[Dataset entries]
▽
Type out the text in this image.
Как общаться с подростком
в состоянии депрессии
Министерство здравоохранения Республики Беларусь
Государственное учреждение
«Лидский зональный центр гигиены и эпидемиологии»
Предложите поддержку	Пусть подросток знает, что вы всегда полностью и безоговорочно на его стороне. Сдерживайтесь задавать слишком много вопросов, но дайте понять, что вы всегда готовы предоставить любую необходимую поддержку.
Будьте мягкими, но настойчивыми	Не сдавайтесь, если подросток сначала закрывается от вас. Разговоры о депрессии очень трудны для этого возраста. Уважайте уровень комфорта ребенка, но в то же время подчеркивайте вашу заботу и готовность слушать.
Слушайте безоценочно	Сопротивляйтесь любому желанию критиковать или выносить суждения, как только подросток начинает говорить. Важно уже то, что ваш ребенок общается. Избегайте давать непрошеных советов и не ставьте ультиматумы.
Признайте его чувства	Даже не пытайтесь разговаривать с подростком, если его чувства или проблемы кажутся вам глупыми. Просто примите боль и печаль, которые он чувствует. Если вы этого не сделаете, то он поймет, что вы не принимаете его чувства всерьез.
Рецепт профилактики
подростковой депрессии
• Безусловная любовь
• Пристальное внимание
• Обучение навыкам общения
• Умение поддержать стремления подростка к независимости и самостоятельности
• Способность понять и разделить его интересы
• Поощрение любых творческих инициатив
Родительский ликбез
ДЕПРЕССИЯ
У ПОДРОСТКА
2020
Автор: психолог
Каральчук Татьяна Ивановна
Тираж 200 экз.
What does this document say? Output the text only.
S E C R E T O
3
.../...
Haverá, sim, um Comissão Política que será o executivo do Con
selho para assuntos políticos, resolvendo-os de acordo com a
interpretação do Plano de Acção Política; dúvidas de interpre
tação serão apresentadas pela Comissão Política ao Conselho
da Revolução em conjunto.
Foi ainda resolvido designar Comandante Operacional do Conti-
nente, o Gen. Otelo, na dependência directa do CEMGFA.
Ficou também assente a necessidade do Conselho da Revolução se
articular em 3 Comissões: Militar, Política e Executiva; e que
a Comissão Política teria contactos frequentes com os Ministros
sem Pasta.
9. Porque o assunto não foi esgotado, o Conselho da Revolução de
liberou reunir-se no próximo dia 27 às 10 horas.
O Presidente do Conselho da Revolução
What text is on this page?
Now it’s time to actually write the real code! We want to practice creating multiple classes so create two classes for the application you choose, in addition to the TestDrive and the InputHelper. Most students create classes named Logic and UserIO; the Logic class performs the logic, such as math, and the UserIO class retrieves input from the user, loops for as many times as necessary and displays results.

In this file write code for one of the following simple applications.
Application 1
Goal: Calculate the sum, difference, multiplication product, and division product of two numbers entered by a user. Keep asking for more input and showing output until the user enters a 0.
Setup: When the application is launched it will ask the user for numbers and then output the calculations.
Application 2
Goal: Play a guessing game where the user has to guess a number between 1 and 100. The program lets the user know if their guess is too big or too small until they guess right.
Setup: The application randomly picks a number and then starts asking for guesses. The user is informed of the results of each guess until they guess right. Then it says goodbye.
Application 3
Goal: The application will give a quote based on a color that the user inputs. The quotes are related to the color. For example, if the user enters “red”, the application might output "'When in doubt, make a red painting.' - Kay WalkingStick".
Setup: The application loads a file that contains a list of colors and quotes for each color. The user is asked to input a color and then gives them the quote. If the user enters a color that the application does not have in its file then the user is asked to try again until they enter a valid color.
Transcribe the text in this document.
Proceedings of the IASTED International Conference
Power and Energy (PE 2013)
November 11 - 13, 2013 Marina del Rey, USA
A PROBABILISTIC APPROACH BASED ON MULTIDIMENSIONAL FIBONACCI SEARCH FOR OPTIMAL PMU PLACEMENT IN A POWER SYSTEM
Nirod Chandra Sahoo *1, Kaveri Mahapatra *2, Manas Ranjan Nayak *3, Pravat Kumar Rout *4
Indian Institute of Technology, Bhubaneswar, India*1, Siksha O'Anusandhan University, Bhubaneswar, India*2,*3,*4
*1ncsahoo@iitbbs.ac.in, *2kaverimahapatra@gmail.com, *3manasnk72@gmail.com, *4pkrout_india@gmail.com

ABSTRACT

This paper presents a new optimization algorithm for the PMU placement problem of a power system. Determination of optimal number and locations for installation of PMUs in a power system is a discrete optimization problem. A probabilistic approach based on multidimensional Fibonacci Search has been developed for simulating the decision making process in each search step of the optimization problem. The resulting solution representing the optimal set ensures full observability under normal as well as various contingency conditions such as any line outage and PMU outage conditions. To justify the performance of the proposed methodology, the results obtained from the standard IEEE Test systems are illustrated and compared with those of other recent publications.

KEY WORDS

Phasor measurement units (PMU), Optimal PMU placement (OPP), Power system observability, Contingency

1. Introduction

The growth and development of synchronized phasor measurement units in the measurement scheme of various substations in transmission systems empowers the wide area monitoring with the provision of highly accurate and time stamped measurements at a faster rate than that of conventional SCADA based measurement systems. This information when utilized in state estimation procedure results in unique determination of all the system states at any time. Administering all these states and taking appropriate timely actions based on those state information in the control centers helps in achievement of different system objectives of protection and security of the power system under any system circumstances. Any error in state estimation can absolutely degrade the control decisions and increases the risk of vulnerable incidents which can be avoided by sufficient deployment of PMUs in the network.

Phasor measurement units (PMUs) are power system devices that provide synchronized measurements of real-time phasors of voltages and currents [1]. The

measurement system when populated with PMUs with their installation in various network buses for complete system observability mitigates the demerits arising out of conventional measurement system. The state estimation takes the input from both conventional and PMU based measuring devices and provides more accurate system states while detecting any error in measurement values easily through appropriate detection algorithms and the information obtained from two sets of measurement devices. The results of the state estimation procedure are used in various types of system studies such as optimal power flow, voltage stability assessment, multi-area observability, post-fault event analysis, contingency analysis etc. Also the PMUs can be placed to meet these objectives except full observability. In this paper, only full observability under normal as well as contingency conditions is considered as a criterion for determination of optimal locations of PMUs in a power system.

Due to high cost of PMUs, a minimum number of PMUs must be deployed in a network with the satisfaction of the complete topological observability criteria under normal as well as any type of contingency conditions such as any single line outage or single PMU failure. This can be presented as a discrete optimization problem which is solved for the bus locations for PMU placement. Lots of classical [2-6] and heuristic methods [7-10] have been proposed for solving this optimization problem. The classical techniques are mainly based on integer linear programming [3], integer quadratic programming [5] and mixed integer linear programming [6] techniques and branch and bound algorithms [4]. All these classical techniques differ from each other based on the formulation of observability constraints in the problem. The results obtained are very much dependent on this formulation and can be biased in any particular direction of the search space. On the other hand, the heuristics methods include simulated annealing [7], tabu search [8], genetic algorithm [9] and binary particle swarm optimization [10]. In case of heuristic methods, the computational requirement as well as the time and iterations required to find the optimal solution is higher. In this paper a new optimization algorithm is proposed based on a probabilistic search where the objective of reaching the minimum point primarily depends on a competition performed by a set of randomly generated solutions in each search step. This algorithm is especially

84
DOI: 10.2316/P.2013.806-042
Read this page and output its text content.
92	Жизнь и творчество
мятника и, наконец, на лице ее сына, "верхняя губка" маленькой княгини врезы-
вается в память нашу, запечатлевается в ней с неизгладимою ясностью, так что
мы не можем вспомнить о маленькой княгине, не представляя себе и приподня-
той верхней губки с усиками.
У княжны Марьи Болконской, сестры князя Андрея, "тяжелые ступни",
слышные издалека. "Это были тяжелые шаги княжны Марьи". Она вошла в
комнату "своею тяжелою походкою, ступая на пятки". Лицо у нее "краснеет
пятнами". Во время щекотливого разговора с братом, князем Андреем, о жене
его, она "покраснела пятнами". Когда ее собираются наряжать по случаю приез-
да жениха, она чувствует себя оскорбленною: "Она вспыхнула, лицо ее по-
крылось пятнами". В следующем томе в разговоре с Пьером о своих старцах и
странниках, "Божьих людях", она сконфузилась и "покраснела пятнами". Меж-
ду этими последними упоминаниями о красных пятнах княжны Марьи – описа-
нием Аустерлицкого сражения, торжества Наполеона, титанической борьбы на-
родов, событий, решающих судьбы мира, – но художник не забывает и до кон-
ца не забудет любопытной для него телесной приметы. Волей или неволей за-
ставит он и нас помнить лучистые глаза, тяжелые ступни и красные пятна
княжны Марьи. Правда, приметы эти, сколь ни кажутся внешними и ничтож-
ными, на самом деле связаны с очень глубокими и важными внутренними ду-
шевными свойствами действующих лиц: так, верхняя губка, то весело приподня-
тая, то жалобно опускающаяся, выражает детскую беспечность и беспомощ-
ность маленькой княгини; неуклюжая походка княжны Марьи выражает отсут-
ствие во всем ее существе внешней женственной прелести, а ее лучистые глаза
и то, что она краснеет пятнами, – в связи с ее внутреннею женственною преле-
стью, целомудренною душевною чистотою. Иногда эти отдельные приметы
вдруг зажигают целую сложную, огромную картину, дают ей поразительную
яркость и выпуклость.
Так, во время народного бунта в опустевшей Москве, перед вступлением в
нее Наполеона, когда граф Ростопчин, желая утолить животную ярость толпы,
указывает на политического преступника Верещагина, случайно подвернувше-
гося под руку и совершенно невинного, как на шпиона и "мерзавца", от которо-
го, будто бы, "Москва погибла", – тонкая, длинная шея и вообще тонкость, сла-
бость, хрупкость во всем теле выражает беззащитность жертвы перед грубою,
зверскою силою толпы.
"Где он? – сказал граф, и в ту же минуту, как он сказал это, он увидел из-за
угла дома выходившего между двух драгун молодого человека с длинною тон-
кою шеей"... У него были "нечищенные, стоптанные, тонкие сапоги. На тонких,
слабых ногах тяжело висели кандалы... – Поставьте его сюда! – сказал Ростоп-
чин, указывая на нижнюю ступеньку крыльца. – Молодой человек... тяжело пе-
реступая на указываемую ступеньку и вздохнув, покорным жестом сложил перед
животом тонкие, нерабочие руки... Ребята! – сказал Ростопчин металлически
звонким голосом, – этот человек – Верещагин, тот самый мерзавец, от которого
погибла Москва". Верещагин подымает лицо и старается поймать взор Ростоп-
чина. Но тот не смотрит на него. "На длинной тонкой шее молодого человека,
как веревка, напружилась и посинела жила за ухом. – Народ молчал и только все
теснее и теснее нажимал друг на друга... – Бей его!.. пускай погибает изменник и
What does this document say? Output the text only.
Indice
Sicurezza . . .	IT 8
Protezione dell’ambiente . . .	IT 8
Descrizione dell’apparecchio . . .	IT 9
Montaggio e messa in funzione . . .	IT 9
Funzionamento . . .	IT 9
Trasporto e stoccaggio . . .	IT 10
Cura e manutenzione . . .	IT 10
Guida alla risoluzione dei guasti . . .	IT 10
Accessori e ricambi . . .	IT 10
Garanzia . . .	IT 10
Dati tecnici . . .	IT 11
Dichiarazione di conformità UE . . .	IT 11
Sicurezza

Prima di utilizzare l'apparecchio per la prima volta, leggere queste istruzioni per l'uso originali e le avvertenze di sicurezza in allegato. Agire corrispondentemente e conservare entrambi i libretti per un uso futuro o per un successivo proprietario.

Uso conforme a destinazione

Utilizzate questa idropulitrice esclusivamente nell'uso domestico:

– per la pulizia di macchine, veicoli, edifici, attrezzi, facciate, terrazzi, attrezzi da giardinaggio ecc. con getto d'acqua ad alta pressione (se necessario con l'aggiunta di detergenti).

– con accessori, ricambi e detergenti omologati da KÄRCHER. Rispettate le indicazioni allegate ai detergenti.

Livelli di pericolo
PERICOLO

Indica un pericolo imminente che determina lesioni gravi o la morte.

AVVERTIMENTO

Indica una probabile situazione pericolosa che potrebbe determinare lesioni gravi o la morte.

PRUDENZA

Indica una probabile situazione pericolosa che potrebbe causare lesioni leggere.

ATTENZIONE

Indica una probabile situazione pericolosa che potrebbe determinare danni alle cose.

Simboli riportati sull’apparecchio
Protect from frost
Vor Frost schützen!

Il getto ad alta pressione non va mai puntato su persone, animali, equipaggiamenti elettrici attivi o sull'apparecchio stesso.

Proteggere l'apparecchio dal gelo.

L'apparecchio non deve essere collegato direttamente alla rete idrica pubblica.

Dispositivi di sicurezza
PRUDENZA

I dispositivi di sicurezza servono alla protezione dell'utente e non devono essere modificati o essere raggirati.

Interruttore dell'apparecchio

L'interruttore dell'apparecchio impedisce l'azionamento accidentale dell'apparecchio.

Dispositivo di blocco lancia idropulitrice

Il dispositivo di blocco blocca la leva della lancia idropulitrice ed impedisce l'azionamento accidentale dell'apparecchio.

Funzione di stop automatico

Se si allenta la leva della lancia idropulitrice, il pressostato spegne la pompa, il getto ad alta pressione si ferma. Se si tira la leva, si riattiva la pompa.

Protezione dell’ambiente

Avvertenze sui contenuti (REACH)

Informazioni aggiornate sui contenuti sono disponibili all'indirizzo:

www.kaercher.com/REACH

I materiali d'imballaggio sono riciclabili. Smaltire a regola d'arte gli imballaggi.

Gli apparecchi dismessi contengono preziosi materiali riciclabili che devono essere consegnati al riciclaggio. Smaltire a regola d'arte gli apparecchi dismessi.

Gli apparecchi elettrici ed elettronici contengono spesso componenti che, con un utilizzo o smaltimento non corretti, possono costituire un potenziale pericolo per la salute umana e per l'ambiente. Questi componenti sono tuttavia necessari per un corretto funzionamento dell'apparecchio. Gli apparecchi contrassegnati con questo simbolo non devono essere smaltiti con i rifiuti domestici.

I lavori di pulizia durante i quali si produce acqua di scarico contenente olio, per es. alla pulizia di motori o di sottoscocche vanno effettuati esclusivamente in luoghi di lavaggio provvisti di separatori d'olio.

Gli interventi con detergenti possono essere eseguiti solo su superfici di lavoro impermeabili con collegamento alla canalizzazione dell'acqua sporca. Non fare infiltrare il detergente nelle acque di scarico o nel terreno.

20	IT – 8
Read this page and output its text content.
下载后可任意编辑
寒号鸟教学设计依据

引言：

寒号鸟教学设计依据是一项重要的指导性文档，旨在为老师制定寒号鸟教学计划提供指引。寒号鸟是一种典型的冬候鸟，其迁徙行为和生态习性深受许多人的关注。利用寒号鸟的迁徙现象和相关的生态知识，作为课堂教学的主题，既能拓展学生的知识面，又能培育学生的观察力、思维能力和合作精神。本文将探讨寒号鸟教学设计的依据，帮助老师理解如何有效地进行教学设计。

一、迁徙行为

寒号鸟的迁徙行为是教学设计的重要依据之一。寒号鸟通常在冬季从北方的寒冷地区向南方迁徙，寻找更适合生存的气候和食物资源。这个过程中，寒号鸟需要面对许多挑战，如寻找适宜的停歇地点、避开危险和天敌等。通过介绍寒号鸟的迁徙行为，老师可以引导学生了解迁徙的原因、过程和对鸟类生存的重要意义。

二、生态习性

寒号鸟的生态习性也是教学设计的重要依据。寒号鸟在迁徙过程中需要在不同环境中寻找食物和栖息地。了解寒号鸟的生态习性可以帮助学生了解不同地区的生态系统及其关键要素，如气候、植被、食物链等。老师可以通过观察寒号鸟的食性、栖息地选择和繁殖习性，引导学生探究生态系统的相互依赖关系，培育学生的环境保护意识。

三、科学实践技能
△
▶ **PROBLEM DESCRIPTION**:
Go through the records above, find every line with the word "Smaltire", and list those lines.

▶ **RESULT**:
I materiali d'imballaggio sono riciclabili. Smaltire a regola d'arte gli imballaggi.
Gli apparecchi dismessi contengono preziosi materiali riciclabili che devono essere consegnati al riciclaggio. Smaltire a regola d'arte gli apparecchi dismessi.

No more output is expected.